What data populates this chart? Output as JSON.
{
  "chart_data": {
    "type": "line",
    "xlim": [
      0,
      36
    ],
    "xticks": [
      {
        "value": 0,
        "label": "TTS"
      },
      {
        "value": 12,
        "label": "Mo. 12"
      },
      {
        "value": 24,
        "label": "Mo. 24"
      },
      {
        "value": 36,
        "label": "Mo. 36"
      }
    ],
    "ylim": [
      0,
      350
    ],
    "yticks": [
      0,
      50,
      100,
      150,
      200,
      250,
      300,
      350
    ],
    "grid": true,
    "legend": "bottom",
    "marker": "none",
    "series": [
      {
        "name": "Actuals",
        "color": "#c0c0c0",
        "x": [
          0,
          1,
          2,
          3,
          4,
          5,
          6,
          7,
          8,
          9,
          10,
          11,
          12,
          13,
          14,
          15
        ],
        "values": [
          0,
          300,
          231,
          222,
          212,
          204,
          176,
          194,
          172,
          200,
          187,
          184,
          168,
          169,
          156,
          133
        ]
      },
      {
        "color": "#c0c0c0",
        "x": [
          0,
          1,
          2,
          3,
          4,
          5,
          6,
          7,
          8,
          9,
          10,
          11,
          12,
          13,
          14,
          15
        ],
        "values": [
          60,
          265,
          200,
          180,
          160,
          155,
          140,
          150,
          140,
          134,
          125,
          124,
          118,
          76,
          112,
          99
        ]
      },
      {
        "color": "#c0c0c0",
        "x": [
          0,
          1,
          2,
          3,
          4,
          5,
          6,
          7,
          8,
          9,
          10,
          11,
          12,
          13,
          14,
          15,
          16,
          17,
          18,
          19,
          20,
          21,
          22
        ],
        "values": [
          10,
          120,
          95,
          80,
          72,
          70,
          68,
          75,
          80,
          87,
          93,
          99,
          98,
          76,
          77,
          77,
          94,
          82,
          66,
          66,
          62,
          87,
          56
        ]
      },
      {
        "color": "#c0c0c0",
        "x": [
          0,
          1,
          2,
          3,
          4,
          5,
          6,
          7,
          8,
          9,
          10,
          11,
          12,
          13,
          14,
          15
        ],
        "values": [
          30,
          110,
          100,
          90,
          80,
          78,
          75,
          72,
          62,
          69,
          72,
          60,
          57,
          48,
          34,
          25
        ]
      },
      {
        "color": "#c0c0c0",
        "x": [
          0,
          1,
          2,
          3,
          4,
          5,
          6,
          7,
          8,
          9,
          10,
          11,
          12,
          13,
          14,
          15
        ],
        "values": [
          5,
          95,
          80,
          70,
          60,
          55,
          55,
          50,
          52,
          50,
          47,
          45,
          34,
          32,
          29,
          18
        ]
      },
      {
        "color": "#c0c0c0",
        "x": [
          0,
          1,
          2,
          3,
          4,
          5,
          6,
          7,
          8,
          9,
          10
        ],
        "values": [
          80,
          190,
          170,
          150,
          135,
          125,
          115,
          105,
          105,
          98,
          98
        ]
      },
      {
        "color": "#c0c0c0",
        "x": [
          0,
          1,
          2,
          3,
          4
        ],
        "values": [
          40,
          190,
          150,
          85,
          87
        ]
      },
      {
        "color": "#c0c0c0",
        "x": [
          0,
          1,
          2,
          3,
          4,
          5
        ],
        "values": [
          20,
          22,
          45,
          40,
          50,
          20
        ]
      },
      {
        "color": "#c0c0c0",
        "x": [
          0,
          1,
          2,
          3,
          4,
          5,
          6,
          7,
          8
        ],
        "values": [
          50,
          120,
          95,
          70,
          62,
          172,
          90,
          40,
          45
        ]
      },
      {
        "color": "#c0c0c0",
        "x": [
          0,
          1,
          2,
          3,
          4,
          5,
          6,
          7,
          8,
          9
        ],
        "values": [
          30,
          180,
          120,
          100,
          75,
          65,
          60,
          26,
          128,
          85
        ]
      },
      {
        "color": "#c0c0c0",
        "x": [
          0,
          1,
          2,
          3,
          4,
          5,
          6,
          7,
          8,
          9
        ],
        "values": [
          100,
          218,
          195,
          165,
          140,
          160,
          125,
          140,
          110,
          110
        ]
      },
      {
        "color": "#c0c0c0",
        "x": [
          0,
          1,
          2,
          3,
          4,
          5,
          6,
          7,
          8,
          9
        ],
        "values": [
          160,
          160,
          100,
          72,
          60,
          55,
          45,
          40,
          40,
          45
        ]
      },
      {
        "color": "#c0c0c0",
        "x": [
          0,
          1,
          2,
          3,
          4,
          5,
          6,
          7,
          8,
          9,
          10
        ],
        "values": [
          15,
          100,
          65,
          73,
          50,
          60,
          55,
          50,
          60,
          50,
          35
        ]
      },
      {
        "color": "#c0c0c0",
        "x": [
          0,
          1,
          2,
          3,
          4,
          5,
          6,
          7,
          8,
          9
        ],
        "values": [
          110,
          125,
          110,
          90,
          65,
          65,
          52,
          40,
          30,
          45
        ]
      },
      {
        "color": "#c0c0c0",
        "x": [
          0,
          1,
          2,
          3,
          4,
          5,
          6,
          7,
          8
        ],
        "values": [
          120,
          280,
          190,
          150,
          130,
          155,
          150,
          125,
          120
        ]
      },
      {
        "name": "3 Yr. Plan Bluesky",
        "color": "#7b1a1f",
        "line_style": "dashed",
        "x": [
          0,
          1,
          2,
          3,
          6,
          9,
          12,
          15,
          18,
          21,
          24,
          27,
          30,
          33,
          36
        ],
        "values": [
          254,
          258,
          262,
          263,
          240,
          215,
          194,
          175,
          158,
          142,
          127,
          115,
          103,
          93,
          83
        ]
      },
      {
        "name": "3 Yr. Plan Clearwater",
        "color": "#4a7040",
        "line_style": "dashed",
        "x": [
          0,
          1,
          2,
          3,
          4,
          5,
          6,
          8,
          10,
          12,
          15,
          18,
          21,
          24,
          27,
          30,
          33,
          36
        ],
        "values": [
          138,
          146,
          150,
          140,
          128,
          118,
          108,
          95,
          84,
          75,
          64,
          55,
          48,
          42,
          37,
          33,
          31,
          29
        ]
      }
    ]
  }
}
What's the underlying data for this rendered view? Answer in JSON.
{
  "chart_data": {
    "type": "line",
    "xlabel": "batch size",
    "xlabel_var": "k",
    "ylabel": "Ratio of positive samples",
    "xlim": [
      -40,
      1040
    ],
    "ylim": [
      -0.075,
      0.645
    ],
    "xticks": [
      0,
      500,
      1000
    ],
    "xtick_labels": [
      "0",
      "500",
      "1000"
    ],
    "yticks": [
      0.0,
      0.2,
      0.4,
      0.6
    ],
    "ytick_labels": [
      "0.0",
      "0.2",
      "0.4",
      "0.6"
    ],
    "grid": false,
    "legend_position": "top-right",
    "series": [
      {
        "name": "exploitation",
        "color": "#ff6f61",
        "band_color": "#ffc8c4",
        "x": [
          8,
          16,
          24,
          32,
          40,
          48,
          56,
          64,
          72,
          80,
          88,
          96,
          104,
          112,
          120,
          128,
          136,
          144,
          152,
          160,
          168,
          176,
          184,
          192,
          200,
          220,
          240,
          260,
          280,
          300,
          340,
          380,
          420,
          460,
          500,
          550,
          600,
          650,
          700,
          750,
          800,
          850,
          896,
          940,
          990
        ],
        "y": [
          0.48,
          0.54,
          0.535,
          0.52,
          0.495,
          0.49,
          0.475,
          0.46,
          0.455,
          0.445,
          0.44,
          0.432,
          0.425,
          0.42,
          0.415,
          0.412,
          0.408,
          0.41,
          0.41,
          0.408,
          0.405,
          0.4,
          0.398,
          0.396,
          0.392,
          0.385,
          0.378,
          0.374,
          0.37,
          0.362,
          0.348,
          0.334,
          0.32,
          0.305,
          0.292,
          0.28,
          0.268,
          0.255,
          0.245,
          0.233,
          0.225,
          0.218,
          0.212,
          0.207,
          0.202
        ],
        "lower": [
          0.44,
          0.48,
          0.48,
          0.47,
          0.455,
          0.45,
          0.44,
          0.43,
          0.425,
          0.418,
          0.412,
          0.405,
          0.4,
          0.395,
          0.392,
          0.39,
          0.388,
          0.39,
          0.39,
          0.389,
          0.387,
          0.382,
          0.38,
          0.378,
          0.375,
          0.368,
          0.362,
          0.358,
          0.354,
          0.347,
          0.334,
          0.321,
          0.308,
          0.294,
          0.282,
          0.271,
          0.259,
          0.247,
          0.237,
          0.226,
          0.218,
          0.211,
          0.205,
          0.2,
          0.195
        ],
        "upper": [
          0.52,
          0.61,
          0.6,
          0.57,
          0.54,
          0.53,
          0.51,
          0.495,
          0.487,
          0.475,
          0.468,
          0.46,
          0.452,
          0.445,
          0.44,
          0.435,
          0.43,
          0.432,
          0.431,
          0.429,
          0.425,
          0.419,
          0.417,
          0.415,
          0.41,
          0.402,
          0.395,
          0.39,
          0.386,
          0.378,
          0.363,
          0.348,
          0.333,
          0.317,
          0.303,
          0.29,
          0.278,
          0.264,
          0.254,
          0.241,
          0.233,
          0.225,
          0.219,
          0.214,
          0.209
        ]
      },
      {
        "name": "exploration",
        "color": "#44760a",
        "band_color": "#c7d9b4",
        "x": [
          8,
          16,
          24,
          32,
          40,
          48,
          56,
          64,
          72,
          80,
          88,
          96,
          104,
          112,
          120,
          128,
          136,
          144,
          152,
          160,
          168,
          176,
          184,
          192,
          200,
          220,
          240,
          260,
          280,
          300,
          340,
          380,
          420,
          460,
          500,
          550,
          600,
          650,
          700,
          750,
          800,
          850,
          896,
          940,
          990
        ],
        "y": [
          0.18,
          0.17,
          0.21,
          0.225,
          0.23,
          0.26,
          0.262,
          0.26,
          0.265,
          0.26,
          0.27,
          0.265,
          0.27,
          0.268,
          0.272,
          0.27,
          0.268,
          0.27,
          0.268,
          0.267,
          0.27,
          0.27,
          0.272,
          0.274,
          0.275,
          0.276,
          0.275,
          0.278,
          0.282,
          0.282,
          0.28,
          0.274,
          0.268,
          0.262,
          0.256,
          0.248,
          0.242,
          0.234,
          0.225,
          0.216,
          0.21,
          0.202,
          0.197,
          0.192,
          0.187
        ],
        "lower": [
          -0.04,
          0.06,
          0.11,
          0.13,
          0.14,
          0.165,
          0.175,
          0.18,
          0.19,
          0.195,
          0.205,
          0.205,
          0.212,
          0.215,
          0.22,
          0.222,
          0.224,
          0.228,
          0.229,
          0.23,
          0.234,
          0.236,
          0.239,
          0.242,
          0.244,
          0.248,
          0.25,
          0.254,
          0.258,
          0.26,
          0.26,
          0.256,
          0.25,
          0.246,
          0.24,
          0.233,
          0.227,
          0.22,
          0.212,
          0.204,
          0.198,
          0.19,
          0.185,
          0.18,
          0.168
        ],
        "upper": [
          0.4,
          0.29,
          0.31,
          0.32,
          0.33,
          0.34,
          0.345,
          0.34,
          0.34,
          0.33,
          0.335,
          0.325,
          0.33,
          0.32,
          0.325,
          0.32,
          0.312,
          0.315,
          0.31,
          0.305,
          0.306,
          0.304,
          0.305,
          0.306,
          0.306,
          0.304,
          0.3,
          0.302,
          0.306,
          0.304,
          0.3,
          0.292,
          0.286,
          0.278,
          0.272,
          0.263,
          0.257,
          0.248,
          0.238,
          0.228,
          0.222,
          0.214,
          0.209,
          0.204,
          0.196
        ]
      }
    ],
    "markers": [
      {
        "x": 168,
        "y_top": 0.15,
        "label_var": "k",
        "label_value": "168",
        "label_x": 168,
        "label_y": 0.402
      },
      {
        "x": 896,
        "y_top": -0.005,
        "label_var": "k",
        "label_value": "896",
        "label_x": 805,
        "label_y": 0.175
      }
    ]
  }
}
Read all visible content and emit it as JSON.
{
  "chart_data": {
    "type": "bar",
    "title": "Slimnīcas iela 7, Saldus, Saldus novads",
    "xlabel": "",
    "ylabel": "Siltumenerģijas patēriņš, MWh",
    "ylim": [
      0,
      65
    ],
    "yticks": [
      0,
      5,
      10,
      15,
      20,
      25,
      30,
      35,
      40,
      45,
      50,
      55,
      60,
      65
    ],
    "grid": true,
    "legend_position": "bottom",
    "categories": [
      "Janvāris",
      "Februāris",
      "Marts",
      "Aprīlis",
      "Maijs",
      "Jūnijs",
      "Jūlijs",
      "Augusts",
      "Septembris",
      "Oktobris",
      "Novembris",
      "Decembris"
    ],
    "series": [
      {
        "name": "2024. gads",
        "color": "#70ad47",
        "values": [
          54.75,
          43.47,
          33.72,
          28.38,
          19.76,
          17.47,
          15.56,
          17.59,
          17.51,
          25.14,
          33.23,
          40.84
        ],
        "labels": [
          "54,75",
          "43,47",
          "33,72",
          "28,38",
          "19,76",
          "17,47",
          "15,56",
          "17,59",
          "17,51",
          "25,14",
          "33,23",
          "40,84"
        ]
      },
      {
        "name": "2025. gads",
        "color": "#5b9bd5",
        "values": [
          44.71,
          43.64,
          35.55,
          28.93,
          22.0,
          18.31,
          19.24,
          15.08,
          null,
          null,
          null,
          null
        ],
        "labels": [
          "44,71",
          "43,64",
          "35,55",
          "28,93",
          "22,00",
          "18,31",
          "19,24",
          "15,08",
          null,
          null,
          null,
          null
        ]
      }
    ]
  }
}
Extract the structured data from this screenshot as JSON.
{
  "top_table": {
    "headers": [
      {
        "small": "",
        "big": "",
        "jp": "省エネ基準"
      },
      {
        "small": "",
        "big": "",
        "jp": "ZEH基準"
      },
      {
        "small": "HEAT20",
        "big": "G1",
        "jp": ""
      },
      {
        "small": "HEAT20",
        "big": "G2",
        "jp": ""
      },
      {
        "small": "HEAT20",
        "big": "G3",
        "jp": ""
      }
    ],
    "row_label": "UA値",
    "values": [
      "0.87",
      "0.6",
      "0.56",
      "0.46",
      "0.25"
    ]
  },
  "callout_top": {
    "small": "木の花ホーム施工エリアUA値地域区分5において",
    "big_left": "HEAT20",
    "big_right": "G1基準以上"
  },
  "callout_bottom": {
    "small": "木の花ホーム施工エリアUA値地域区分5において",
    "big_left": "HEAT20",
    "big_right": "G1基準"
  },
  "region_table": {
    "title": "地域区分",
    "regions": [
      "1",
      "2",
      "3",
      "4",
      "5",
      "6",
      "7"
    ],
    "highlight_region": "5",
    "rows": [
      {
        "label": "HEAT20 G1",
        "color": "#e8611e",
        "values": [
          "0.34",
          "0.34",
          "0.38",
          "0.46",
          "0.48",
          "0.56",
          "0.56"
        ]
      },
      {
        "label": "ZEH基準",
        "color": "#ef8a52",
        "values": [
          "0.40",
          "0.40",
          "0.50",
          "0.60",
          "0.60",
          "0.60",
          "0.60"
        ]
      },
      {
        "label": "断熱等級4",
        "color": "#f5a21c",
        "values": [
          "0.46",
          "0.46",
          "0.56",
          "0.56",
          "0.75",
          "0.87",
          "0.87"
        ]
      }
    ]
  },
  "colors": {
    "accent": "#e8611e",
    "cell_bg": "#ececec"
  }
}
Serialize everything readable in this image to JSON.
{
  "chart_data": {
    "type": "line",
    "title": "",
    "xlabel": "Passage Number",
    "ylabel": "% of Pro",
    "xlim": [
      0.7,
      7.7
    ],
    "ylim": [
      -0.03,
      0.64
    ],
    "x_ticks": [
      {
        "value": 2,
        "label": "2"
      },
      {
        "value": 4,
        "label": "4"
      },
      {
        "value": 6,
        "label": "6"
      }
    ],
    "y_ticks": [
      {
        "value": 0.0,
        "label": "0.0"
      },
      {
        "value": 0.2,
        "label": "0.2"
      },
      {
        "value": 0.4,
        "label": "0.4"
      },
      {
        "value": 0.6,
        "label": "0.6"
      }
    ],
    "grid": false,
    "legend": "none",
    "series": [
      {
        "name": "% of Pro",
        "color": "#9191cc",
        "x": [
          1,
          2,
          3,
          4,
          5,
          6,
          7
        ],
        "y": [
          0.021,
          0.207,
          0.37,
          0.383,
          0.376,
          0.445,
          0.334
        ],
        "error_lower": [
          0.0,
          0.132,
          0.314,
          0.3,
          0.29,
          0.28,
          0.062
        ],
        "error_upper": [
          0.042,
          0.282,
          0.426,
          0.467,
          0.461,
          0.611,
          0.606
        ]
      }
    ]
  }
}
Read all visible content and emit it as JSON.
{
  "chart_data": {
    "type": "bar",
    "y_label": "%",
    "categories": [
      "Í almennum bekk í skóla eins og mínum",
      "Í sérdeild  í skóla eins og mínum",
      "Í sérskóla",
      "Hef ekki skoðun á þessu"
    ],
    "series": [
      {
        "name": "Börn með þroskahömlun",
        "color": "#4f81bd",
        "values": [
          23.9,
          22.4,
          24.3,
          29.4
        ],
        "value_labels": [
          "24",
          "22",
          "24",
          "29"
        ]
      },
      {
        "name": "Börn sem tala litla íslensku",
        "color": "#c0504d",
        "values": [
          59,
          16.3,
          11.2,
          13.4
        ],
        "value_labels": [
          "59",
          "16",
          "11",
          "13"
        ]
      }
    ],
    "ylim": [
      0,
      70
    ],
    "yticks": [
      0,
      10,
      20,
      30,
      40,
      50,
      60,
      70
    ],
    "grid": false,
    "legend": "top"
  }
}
● ● ● ● ● ● ●
*Task instructions*
Work through the data and report how many of its lines hold the word "Börn", giving only the figure.

*Complete answer*
2